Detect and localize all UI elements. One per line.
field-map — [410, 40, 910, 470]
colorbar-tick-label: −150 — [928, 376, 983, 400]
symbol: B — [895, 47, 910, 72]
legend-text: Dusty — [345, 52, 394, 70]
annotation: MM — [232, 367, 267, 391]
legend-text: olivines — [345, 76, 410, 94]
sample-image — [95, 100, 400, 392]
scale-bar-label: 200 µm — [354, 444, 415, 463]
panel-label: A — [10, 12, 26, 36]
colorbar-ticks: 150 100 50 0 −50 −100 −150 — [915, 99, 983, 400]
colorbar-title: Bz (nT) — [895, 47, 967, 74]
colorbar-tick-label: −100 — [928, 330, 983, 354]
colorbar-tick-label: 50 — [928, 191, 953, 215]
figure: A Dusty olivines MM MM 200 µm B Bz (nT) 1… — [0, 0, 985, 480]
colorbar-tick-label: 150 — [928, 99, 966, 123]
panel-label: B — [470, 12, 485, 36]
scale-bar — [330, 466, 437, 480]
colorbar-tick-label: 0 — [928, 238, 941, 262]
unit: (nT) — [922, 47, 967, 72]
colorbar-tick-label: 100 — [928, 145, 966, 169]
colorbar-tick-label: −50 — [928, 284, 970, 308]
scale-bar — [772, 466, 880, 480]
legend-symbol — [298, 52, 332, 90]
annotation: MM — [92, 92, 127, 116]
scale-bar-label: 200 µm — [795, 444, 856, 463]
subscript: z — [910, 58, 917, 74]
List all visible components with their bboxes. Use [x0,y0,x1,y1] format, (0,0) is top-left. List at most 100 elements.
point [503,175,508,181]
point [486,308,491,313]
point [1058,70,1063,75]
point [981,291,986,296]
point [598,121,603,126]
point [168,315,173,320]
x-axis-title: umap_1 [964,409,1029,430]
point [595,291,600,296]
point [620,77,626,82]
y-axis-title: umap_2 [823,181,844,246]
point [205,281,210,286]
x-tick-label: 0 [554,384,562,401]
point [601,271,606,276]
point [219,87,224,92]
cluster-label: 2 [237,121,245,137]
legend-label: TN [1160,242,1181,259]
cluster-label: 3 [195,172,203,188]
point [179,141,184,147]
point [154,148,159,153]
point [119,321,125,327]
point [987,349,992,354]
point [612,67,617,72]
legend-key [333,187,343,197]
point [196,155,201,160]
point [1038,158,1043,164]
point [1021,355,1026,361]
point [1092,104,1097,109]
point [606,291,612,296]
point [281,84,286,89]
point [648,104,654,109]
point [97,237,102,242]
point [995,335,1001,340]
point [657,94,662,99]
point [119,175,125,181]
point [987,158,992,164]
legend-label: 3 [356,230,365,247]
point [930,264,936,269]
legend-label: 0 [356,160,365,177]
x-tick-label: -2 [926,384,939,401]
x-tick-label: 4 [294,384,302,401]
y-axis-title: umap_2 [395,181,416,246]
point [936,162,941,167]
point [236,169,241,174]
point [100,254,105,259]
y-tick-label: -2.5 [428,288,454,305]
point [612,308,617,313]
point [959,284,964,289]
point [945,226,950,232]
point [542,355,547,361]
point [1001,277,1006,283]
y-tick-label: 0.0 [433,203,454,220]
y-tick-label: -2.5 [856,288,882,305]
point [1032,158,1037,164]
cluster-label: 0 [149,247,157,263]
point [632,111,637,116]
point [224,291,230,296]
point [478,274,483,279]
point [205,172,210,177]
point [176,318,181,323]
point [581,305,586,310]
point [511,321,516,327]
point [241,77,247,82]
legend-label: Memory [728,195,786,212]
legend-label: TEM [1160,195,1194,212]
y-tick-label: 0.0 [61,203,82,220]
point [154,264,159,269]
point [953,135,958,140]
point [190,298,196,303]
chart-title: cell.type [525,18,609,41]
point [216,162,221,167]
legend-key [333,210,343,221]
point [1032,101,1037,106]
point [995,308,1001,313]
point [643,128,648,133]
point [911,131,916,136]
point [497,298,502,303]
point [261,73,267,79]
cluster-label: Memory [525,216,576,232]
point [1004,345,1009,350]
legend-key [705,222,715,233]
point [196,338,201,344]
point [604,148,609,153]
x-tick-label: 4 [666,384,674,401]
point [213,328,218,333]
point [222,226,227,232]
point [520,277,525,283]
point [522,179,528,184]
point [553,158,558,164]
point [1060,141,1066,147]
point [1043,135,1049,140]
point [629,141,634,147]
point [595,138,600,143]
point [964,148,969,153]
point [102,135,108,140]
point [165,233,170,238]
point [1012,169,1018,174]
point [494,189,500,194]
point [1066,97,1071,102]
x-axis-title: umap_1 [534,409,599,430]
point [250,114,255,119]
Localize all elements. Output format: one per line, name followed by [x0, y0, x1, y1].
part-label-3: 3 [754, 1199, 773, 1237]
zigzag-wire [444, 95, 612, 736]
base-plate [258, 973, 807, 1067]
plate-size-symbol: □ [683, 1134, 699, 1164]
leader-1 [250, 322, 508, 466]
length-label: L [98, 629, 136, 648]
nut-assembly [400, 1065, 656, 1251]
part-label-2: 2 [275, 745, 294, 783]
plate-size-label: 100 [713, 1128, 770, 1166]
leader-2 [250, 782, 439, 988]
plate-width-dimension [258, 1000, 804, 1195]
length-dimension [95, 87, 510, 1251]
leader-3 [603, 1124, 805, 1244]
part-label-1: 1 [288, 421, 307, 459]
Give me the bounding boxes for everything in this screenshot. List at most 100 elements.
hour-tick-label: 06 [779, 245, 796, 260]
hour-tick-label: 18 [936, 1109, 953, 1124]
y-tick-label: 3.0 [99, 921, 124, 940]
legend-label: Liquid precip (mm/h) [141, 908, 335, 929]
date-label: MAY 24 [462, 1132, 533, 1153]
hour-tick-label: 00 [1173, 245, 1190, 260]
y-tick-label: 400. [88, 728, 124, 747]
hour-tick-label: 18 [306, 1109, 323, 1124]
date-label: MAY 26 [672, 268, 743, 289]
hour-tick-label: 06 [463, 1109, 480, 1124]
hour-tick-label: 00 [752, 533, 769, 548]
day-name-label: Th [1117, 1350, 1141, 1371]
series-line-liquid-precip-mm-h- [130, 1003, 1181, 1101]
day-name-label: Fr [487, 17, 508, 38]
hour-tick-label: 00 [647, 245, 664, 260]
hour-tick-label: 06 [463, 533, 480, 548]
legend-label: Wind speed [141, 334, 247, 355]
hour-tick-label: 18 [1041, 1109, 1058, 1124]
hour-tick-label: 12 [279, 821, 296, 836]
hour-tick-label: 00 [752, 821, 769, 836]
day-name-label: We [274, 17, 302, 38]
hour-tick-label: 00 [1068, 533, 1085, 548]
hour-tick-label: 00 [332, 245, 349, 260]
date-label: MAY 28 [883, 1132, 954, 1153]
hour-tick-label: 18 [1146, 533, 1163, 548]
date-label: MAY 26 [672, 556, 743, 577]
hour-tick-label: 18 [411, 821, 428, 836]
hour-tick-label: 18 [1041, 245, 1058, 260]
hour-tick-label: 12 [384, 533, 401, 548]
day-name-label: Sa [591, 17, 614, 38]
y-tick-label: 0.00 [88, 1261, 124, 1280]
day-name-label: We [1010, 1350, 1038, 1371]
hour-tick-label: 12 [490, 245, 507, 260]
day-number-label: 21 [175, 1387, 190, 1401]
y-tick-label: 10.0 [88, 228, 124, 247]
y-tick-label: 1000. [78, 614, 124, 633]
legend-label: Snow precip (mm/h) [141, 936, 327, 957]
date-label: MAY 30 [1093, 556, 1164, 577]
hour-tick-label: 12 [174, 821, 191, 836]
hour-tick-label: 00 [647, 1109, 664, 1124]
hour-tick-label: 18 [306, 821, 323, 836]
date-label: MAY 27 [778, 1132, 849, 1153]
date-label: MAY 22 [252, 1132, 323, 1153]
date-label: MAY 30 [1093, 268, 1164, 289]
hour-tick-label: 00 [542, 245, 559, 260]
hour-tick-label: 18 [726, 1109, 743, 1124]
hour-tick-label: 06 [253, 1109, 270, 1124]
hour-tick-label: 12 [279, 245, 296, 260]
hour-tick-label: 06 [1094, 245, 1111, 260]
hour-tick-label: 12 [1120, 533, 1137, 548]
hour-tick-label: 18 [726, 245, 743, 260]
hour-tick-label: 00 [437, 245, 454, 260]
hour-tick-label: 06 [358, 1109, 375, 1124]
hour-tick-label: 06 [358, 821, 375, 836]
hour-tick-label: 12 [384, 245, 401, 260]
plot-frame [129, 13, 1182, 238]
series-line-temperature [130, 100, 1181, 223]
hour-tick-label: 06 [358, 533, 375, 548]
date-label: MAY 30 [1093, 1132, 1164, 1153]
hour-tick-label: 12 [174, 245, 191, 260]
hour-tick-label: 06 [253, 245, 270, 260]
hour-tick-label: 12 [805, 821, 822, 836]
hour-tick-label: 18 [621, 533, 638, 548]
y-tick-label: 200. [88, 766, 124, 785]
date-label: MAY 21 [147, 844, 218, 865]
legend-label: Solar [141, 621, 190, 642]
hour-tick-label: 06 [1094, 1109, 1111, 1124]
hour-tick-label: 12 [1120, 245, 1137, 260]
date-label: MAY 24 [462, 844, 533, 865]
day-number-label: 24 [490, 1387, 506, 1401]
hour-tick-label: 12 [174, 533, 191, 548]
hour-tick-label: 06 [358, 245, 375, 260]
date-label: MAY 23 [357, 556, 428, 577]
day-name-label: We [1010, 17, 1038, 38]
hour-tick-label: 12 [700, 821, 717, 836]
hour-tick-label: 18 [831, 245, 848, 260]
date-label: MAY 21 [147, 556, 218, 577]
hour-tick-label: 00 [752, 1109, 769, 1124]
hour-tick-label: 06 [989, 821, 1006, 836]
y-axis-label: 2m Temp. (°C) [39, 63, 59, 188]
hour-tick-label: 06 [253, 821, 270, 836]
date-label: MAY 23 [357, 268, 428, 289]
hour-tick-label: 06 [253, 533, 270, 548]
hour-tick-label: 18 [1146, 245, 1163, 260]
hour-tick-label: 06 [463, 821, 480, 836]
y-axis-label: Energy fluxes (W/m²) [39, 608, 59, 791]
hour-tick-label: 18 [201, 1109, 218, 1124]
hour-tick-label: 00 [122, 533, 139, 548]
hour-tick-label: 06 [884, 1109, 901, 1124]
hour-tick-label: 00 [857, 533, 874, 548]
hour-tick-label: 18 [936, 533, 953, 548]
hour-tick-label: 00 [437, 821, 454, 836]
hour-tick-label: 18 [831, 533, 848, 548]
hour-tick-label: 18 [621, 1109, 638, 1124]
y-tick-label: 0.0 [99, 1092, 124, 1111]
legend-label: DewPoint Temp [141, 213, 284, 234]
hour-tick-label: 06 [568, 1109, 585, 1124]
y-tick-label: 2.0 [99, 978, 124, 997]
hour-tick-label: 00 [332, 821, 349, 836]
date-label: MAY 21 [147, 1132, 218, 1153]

#### EXERCISE
Write out, unchanged, the lines from the first line of the items through the line containing "panel-label: A — [10, 12, 26, 36]", with both ends included.

#### FINISHED ANSWER
Detect and localize all UI elements. One per line.
field-map — [410, 40, 910, 470]
colorbar-tick-label: −150 — [928, 376, 983, 400]
symbol: B — [895, 47, 910, 72]
legend-text: Dusty — [345, 52, 394, 70]
annotation: MM — [232, 367, 267, 391]
legend-text: olivines — [345, 76, 410, 94]
sample-image — [95, 100, 400, 392]
scale-bar-label: 200 µm — [354, 444, 415, 463]
panel-label: A — [10, 12, 26, 36]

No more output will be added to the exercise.